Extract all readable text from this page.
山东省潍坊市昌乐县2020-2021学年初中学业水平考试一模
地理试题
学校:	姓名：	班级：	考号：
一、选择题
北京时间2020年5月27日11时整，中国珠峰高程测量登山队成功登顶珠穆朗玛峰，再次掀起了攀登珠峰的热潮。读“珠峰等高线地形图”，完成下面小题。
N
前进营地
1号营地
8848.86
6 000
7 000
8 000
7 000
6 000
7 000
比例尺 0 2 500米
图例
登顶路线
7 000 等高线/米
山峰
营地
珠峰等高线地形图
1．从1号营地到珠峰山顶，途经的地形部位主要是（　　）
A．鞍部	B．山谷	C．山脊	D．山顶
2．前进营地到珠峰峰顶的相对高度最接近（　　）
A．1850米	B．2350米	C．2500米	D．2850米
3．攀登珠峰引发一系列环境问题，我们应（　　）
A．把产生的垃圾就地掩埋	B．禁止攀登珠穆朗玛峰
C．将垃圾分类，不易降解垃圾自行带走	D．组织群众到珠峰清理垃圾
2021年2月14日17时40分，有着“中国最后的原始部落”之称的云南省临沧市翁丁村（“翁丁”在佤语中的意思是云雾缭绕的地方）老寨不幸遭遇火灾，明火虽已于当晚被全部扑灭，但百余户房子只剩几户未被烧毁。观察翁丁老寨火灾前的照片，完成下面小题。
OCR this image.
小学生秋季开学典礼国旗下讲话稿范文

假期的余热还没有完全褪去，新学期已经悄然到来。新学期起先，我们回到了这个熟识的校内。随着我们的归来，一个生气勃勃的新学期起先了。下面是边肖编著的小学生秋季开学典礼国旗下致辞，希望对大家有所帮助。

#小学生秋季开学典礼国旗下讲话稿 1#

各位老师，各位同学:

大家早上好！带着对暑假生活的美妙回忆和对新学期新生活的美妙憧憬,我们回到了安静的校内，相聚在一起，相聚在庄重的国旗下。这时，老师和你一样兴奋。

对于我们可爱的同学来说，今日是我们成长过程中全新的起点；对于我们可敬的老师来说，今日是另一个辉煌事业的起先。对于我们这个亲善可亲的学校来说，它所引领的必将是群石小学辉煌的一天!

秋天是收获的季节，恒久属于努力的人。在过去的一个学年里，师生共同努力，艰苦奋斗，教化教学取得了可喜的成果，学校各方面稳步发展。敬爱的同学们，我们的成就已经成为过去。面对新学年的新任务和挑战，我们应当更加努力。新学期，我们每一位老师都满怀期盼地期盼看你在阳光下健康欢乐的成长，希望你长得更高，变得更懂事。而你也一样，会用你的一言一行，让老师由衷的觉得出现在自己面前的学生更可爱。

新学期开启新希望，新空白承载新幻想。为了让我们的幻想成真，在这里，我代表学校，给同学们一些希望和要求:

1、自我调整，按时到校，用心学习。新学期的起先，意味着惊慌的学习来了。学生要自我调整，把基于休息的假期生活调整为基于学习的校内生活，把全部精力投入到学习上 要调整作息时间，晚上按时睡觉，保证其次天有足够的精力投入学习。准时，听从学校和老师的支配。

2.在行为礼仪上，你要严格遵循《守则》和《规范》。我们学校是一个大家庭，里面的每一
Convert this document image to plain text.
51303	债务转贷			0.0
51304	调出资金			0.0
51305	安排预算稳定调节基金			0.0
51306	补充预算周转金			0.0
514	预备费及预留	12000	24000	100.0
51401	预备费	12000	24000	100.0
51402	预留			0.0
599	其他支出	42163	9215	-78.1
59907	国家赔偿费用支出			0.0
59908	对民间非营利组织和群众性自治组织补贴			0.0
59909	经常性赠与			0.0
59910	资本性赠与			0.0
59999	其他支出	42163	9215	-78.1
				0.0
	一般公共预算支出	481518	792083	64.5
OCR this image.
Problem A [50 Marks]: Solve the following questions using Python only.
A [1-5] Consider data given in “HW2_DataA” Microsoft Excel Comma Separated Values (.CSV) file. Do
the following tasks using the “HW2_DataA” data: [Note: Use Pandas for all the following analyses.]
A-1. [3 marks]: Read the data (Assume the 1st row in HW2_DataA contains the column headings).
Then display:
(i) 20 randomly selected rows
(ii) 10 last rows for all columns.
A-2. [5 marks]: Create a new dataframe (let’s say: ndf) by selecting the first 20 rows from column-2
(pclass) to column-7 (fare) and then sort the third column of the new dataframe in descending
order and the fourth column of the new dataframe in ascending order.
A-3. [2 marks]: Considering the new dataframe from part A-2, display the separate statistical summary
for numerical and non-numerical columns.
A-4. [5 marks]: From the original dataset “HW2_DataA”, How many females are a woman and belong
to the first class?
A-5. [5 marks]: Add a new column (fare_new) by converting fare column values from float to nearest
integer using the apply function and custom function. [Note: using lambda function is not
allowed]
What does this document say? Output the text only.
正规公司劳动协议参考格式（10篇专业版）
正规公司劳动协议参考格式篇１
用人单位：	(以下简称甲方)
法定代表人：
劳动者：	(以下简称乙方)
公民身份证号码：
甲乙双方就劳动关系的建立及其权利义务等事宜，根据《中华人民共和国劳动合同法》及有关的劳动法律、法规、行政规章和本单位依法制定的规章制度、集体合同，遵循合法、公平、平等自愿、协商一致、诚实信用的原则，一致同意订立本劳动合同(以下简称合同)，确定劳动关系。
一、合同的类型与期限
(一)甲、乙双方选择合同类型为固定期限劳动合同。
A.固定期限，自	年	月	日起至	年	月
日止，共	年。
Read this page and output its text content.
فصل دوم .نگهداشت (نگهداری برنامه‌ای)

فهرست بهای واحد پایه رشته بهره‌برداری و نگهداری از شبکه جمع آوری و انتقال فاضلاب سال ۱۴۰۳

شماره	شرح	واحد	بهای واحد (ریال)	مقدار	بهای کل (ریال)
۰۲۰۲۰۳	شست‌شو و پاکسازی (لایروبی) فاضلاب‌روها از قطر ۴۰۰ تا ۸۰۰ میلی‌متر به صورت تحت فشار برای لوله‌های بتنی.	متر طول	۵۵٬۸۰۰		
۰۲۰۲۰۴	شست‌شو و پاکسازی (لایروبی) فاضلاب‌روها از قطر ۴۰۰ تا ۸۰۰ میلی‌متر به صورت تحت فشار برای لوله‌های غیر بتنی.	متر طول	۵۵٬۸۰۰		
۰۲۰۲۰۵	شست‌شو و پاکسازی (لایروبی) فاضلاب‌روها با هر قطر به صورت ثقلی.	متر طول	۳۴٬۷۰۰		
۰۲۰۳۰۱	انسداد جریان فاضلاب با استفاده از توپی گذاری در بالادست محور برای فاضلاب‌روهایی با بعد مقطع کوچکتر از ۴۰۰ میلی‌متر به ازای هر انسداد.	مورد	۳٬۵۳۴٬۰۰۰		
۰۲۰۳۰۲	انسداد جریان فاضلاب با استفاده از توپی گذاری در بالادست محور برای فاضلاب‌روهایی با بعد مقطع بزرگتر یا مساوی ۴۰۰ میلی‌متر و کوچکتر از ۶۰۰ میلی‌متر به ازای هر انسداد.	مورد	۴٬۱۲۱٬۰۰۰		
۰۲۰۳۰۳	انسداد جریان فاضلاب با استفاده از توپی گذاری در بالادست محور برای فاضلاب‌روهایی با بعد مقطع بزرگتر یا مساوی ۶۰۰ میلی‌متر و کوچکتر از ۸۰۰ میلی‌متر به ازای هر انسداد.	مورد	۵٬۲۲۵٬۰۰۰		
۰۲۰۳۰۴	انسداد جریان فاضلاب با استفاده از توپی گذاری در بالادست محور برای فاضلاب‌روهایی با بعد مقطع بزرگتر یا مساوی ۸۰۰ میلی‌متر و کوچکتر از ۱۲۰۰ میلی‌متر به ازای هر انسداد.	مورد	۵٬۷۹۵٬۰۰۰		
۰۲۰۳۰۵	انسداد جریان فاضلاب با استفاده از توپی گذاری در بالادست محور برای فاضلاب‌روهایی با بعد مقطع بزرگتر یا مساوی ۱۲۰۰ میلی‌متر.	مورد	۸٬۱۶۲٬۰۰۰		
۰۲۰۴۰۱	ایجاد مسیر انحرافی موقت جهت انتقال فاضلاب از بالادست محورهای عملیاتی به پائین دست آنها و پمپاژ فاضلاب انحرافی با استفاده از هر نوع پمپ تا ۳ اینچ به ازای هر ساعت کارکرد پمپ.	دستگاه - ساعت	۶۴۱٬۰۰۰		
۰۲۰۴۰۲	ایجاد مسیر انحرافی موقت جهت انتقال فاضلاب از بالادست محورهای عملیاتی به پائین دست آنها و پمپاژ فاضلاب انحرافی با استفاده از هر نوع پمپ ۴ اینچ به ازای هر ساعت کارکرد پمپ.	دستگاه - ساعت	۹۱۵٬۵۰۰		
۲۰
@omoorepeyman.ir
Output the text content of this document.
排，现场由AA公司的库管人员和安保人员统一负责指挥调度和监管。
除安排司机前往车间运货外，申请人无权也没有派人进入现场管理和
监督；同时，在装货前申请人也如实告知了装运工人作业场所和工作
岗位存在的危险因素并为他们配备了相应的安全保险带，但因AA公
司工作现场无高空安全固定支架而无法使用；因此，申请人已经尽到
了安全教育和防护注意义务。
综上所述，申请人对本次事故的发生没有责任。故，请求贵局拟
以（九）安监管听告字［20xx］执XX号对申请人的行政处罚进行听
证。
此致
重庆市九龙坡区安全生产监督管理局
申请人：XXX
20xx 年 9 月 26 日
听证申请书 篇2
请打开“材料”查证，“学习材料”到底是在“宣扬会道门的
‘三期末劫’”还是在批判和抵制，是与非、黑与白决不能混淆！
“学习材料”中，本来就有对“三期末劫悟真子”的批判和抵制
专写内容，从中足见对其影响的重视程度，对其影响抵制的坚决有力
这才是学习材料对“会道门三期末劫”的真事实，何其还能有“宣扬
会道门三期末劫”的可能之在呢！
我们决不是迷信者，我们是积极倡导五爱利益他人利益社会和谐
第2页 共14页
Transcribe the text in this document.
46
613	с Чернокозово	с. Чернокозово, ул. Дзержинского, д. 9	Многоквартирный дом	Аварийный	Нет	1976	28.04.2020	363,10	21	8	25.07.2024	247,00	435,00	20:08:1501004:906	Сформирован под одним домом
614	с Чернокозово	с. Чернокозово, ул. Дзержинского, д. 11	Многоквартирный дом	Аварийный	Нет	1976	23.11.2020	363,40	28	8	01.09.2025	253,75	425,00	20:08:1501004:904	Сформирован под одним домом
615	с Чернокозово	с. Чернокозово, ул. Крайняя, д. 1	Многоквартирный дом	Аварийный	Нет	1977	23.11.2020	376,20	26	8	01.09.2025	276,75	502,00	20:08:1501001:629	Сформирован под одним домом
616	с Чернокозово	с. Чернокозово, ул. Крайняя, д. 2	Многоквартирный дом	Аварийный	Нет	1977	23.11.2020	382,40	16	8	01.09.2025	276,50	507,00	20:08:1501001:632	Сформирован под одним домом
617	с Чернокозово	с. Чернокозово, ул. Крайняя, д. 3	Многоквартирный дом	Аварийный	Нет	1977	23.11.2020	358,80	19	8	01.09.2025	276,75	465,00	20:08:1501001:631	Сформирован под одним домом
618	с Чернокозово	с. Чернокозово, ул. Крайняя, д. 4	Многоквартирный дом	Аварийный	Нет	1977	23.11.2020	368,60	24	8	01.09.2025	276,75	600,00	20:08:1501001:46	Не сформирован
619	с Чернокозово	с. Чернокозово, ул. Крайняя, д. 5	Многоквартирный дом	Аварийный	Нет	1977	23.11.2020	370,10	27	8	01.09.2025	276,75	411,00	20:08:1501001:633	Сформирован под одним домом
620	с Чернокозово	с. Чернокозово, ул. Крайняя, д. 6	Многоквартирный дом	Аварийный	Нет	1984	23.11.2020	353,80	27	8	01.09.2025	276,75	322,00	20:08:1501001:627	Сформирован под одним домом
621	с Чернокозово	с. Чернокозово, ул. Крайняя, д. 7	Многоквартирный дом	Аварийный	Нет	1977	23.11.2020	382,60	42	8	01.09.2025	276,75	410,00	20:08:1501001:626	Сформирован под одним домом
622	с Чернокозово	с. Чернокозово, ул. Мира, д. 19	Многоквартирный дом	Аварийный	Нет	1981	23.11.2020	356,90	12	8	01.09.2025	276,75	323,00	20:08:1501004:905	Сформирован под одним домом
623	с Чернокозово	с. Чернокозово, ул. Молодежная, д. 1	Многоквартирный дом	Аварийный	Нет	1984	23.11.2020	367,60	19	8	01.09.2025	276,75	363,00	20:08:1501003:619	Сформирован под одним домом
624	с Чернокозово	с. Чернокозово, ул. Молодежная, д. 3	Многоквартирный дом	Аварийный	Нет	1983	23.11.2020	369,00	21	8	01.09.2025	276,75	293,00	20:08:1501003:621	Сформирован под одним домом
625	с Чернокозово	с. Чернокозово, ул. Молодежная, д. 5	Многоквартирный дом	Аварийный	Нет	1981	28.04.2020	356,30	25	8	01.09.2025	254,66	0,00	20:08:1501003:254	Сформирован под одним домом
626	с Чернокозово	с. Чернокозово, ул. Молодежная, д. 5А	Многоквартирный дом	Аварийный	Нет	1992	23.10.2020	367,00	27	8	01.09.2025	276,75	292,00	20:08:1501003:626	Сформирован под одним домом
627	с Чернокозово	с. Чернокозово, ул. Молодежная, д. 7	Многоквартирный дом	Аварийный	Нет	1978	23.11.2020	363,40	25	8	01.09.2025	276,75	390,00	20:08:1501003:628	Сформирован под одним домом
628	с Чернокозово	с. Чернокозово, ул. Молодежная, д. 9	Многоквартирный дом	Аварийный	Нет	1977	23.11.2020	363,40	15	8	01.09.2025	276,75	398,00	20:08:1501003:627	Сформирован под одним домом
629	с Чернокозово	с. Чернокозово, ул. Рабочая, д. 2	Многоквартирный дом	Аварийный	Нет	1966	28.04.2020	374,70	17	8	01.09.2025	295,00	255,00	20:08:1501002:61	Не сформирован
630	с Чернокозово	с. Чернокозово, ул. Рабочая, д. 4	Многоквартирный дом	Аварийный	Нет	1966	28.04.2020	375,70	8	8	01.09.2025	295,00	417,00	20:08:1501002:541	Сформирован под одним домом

· · · ·

Lines in the records that hold the word "لوله" are to be counted; give only the total.

Response: 2